>> start RECORD EXCERPTS

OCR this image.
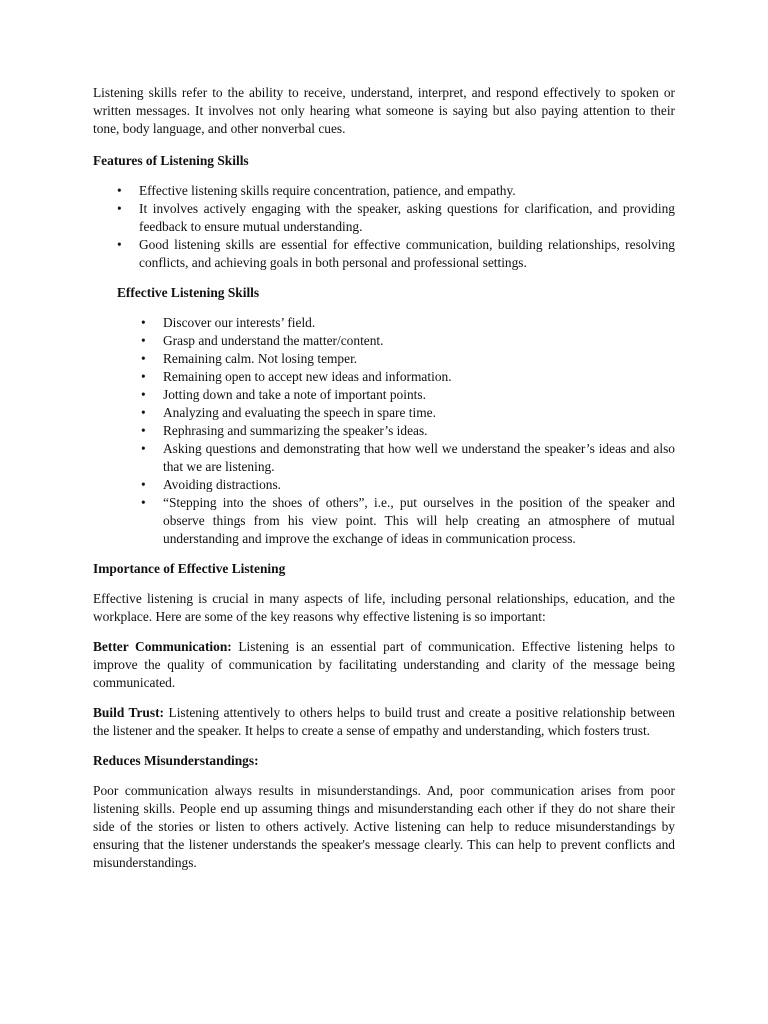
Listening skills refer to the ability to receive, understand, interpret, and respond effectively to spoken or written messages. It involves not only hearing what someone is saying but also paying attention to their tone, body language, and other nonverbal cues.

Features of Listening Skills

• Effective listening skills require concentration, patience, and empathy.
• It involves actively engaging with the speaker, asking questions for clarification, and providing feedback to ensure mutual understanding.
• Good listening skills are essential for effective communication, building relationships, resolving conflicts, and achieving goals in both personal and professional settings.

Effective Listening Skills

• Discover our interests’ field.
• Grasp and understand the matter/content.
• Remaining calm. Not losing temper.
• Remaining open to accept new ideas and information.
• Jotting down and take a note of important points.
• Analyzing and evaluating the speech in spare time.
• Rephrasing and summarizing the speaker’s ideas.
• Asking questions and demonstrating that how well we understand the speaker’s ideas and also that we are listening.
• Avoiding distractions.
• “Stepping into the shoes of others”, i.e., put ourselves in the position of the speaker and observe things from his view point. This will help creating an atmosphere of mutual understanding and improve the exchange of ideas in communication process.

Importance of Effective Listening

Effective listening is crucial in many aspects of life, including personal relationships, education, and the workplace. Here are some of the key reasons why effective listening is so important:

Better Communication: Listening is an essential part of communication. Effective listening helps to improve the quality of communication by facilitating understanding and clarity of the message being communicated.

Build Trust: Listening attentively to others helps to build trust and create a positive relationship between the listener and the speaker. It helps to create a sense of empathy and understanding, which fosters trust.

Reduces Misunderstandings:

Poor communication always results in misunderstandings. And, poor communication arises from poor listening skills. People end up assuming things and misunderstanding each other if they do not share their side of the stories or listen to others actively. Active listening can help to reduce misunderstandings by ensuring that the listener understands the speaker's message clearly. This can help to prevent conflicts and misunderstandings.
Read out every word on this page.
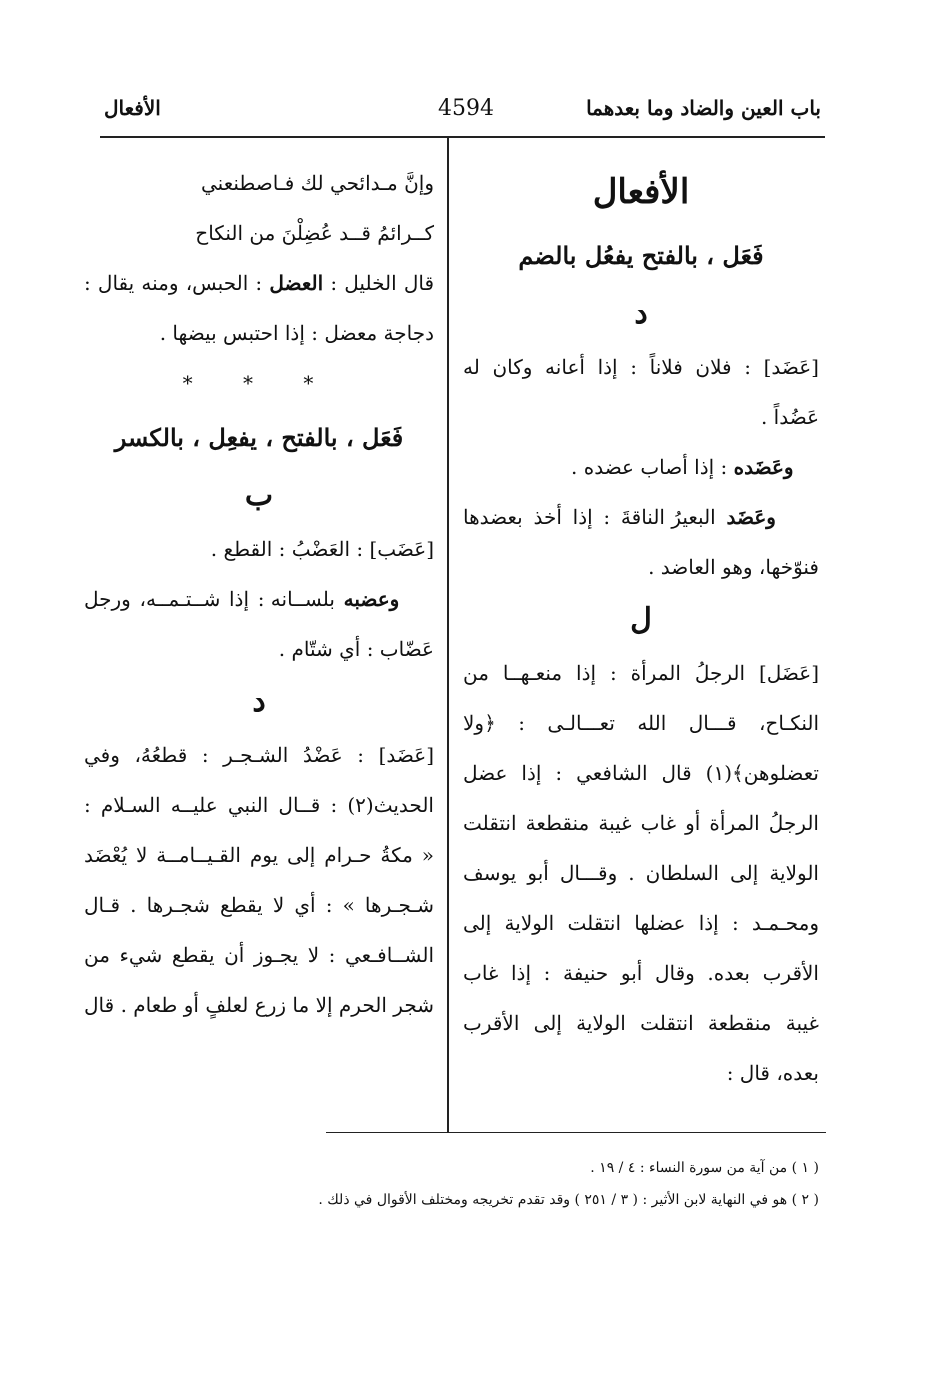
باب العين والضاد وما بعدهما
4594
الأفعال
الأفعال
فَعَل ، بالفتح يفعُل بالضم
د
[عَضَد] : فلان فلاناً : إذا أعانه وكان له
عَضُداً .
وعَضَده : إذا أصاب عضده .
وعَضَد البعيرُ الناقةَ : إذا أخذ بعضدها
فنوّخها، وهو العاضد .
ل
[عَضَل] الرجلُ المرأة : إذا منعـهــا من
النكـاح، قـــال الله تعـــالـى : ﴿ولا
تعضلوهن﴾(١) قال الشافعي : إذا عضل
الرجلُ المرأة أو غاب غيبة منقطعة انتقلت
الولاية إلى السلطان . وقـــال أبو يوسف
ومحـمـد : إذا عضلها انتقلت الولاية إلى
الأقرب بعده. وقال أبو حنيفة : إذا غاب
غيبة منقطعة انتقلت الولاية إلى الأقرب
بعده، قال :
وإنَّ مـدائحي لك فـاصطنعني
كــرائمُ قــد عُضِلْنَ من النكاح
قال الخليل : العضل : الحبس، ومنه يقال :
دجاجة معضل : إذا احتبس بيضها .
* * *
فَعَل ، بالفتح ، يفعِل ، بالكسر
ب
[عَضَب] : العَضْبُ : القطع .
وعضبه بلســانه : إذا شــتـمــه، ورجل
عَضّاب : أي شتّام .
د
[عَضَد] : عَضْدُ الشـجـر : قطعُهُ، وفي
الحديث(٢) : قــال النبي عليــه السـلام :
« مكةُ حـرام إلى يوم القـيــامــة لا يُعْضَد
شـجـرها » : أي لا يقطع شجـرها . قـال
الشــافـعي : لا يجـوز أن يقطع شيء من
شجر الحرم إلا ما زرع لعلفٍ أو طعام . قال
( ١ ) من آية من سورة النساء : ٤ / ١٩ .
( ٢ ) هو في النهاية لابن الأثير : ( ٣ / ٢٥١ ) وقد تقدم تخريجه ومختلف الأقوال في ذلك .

>> end RECORD EXCERPTS

**WHAT THE TASK REQUIRES:** In the listing, find every line containing the word "Remaining" and list it.

**EXERCISE RESPONSE:**
• Remaining calm. Not losing temper.
• Remaining open to accept new ideas and information.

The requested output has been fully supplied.